**EXERCISE PROMPT:**
Can you quote the records below in full, word for word?

**DATA EXTRACT:**
** Begin **

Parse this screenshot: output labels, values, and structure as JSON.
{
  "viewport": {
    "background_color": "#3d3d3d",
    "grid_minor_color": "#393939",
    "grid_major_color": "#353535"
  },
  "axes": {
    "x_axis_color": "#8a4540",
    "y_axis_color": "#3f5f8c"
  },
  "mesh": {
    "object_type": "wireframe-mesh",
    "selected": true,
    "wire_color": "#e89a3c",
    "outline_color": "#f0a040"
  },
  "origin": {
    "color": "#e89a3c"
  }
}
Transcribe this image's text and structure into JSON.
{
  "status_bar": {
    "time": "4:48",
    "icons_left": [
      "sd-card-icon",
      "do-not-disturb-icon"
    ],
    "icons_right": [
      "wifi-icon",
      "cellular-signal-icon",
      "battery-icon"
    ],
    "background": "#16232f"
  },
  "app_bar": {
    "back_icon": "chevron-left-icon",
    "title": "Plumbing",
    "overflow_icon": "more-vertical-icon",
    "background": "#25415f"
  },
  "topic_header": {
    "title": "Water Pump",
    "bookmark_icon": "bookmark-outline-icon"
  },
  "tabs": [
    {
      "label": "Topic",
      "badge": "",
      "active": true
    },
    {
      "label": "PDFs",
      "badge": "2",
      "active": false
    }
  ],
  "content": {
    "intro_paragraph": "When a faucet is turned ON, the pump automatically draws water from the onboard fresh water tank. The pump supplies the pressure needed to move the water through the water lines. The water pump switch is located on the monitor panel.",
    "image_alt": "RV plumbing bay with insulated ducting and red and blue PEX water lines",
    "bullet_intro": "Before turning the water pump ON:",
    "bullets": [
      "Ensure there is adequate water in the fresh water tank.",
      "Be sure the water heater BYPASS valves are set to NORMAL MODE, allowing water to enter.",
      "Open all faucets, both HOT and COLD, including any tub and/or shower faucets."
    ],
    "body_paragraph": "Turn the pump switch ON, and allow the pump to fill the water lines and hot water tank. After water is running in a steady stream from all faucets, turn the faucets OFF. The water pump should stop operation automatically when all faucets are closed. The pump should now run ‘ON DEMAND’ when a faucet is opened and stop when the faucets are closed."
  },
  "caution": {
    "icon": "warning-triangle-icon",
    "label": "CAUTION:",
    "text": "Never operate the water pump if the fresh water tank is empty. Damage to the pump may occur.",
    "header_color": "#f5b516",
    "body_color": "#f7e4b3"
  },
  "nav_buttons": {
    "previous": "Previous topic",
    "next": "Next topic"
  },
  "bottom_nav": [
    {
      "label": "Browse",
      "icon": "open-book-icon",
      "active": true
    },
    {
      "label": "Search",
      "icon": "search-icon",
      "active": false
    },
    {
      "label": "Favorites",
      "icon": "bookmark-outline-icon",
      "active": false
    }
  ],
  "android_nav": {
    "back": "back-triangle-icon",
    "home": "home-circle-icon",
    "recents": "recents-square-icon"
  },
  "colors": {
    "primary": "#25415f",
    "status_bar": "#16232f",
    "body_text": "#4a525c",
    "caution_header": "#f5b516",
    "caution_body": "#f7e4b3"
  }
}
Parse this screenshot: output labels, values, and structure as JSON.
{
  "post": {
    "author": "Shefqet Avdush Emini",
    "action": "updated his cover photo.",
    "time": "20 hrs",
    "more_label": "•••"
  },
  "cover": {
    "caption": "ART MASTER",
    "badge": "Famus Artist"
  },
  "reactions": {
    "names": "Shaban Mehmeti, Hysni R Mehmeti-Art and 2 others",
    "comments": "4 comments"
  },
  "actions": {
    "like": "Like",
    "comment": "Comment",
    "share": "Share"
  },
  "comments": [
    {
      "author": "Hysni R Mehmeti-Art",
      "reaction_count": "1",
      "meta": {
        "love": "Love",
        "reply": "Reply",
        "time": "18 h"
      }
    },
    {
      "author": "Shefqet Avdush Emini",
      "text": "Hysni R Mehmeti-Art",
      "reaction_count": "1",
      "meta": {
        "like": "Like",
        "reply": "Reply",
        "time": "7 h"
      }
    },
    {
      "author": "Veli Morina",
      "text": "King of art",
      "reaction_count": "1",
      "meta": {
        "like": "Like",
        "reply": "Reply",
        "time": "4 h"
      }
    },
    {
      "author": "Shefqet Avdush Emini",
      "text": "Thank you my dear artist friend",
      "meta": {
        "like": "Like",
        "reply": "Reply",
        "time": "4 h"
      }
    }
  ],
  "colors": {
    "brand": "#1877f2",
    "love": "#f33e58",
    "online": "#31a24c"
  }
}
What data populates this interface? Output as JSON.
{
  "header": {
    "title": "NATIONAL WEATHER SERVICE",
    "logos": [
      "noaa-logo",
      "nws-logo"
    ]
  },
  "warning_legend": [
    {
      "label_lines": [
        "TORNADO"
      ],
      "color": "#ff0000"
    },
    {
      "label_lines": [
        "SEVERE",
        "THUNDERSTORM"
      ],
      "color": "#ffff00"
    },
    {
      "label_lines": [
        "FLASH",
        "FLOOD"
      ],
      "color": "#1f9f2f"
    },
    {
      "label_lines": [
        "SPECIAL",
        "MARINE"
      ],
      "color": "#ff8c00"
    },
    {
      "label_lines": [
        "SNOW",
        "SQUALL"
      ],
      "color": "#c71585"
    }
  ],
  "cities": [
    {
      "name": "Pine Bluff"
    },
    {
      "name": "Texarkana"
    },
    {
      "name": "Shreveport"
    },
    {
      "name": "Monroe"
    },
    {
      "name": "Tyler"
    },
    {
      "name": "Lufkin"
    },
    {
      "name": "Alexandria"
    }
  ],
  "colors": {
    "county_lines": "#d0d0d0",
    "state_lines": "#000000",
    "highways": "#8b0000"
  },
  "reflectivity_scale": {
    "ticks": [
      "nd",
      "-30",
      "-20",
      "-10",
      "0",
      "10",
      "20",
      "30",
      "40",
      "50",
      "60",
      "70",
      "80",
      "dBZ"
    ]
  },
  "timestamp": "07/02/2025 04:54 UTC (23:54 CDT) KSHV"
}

** End **

**THE RESULT:**
Parse this screenshot: output labels, values, and structure as JSON.
{
  "viewport": {
    "background_color": "#3d3d3d",
    "grid_minor_color": "#393939",
    "grid_major_color": "#353535"
  },
  "axes": {
    "x_axis_color": "#8a4540",
    "y_axis_color": "#3f5f8c"
  },
  "mesh": {
    "object_type": "wireframe-mesh",
    "selected": true,
    "wire_color": "#e89a3c",
    "outline_color": "#f0a040"
  },
  "origin": {
    "color": "#e89a3c"
  }
}
Transcribe this image's text and structure into JSON.
{
  "status_bar": {
    "time": "4:48",
    "icons_left": [
      "sd-card-icon",
      "do-not-disturb-icon"
    ],
    "icons_right": [
      "wifi-icon",
      "cellular-signal-icon",
      "battery-icon"
    ],
    "background": "#16232f"
  },
  "app_bar": {
    "back_icon": "chevron-left-icon",
    "title": "Plumbing",
    "overflow_icon": "more-vertical-icon",
    "background": "#25415f"
  },
  "topic_header": {
    "title": "Water Pump",
    "bookmark_icon": "bookmark-outline-icon"
  },
  "tabs": [
    {
      "label": "Topic",
      "badge": "",
      "active": true
    },
    {
      "label": "PDFs",
      "badge": "2",
      "active": false
    }
  ],
  "content": {
    "intro_paragraph": "When a faucet is turned ON, the pump automatically draws water from the onboard fresh water tank. The pump supplies the pressure needed to move the water through the water lines. The water pump switch is located on the monitor panel.",
    "image_alt": "RV plumbing bay with insulated ducting and red and blue PEX water lines",
    "bullet_intro": "Before turning the water pump ON:",
    "bullets": [
      "Ensure there is adequate water in the fresh water tank.",
      "Be sure the water heater BYPASS valves are set to NORMAL MODE, allowing water to enter.",
      "Open all faucets, both HOT and COLD, including any tub and/or shower faucets."
    ],
    "body_paragraph": "Turn the pump switch ON, and allow the pump to fill the water lines and hot water tank. After water is running in a steady stream from all faucets, turn the faucets OFF. The water pump should stop operation automatically when all faucets are closed. The pump should now run ‘ON DEMAND’ when a faucet is opened and stop when the faucets are closed."
  },
  "caution": {
    "icon": "warning-triangle-icon",
    "label": "CAUTION:",
    "text": "Never operate the water pump if the fresh water tank is empty. Damage to the pump may occur.",
    "header_color": "#f5b516",
    "body_color": "#f7e4b3"
  },
  "nav_buttons": {
    "previous": "Previous topic",
    "next": "Next topic"
  },
  "bottom_nav": [
    {
      "label": "Browse",
      "icon": "open-book-icon",
      "active": true
    },
    {
      "label": "Search",
      "icon": "search-icon",
      "active": false
    },
    {
      "label": "Favorites",
      "icon": "bookmark-outline-icon",
      "active": false
    }
  ],
  "android_nav": {
    "back": "back-triangle-icon",
    "home": "home-circle-icon",
    "recents": "recents-square-icon"
  },
  "colors": {
    "primary": "#25415f",
    "status_bar": "#16232f",
    "body_text": "#4a525c",
    "caution_header": "#f5b516",
    "caution_body": "#f7e4b3"
  }
}
Parse this screenshot: output labels, values, and structure as JSON.
{
  "post": {
    "author": "Shefqet Avdush Emini",
    "action": "updated his cover photo.",
    "time": "20 hrs",
    "more_label": "•••"
  },
  "cover": {
    "caption": "ART MASTER",
    "badge": "Famus Artist"
  },
  "reactions": {
    "names": "Shaban Mehmeti, Hysni R Mehmeti-Art and 2 others",
    "comments": "4 comments"
  },
  "actions": {
    "like": "Like",
    "comment": "Comment",
    "share": "Share"
  },
  "comments": [
    {
      "author": "Hysni R Mehmeti-Art",
      "reaction_count": "1",
      "meta": {
        "love": "Love",
        "reply": "Reply",
        "time": "18 h"
      }
    },
    {
      "author": "Shefqet Avdush Emini",
      "text": "Hysni R Mehmeti-Art",
      "reaction_count": "1",
      "meta": {
        "like": "Like",
        "reply": "Reply",
        "time": "7 h"
      }
    },
    {
      "author": "Veli Morina",
      "text": "King of art",
      "reaction_count": "1",
      "meta": {
        "like": "Like",
        "reply": "Reply",
        "time": "4 h"
      }
    },
    {
      "author": "Shefqet Avdush Emini",
      "text": "Thank you my dear artist friend",
      "meta": {
        "like": "Like",
        "reply": "Reply",
        "time": "4 h"
      }
    }
  ],
  "colors": {
    "brand": "#1877f2",
    "love": "#f33e58",
    "online": "#31a24c"
  }
}
What data populates this interface? Output as JSON.
{
  "header": {
    "title": "NATIONAL WEATHER SERVICE",
    "logos": [
      "noaa-logo",
      "nws-logo"
    ]
  },
  "warning_legend": [
    {
      "label_lines": [
        "TORNADO"
      ],
      "color": "#ff0000"
    },
    {
      "label_lines": [
        "SEVERE",
        "THUNDERSTORM"
      ],
      "color": "#ffff00"
    },
    {
      "label_lines": [
        "FLASH",
        "FLOOD"
      ],
      "color": "#1f9f2f"
    },
    {
      "label_lines": [
        "SPECIAL",
        "MARINE"
      ],
      "color": "#ff8c00"
    },
    {
      "label_lines": [
        "SNOW",
        "SQUALL"
      ],
      "color": "#c71585"
    }
  ],
  "cities": [
    {
      "name": "Pine Bluff"
    },
    {
      "name": "Texarkana"
    },
    {
      "name": "Shreveport"
    },
    {
      "name": "Monroe"
    },
    {
      "name": "Tyler"
    },
    {
      "name": "Lufkin"
    },
    {
      "name": "Alexandria"
    }
  ],
  "colors": {
    "county_lines": "#d0d0d0",
    "state_lines": "#000000",
    "highways": "#8b0000"
  },
  "reflectivity_scale": {
    "ticks": [
      "nd",
      "-30",
      "-20",
      "-10",
      "0",
      "10",
      "20",
      "30",
      "40",
      "50",
      "60",
      "70",
      "80",
      "dBZ"
    ]
  },
  "timestamp": "07/02/2025 04:54 UTC (23:54 CDT) KSHV"
}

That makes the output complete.